Written request: Scan the entries below. List each line with "rencana".

□ □ □ □ □

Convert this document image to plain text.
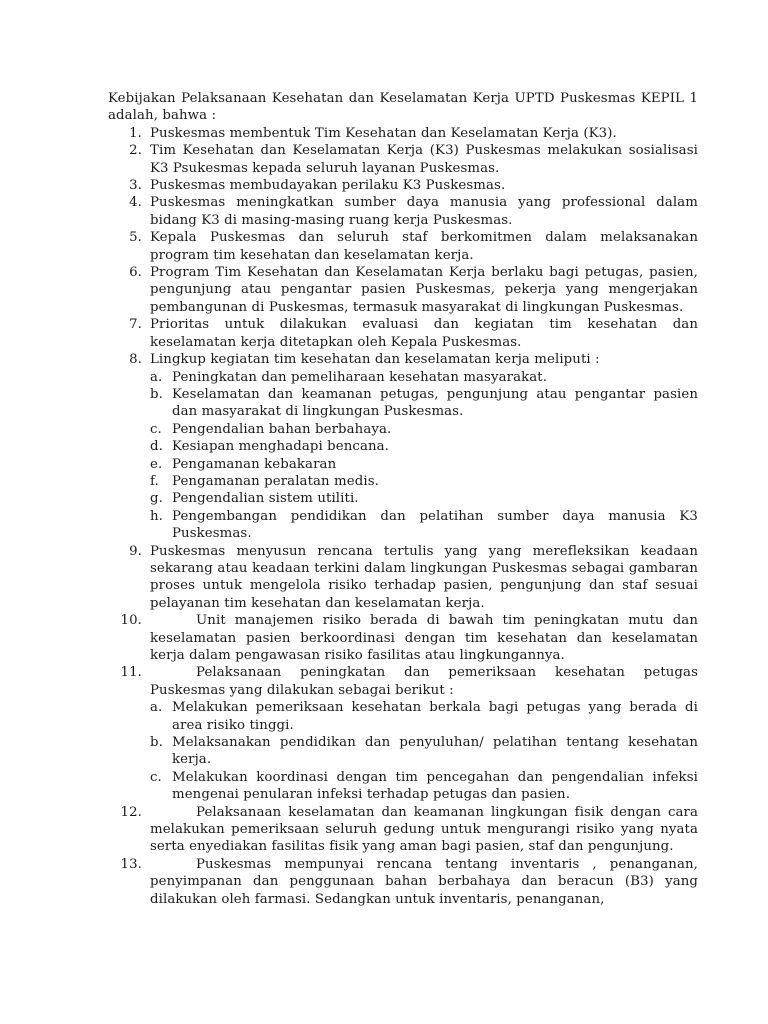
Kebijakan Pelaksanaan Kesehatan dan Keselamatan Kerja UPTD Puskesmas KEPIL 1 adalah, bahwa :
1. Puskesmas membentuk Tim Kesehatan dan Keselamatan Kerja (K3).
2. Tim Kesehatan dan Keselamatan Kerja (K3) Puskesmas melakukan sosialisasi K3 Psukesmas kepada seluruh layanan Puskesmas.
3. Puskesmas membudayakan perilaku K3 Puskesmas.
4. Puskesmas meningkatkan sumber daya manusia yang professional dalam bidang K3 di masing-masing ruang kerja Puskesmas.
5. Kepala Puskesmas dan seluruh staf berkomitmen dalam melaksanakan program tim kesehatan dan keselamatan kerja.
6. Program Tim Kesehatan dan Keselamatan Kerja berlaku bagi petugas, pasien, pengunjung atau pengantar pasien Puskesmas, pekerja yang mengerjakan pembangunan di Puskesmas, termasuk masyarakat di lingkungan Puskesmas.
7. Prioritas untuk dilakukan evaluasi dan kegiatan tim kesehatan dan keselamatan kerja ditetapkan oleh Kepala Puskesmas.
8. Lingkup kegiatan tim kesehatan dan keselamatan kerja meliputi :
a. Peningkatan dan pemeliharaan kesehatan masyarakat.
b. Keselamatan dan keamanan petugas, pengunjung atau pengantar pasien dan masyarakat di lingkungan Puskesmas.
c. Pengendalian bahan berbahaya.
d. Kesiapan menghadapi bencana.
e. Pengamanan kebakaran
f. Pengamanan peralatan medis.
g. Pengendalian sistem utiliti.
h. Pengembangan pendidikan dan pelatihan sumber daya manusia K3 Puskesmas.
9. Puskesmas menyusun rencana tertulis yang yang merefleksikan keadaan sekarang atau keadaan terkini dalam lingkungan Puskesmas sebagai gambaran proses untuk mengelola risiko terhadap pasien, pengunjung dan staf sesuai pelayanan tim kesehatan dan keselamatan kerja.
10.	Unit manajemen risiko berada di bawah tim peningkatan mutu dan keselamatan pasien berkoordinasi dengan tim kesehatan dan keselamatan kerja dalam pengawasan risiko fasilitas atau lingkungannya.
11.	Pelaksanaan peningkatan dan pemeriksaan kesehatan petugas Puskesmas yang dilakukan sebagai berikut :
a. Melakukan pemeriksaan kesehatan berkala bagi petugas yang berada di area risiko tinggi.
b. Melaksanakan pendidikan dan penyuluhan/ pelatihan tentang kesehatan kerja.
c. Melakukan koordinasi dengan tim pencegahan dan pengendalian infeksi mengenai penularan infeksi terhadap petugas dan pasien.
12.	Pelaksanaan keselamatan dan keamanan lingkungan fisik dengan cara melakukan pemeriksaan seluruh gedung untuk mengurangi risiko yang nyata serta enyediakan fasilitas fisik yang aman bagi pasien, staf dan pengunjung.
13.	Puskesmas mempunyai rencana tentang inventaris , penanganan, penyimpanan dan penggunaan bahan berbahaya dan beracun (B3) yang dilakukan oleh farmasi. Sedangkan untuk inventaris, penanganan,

□ □ □ □ □

Output for this task:
9. Puskesmas menyusun rencana tertulis yang yang merefleksikan keadaan sekarang atau keadaan terkini dalam lingkungan Puskesmas sebagai gambaran proses untuk mengelola risiko terhadap pasien, pengunjung dan staf sesuai pelayanan tim kesehatan dan keselamatan kerja.
13.	Puskesmas mempunyai rencana tentang inventaris , penanganan, penyimpanan dan penggunaan bahan berbahaya dan beracun (B3) yang dilakukan oleh farmasi. Sedangkan untuk inventaris, penanganan,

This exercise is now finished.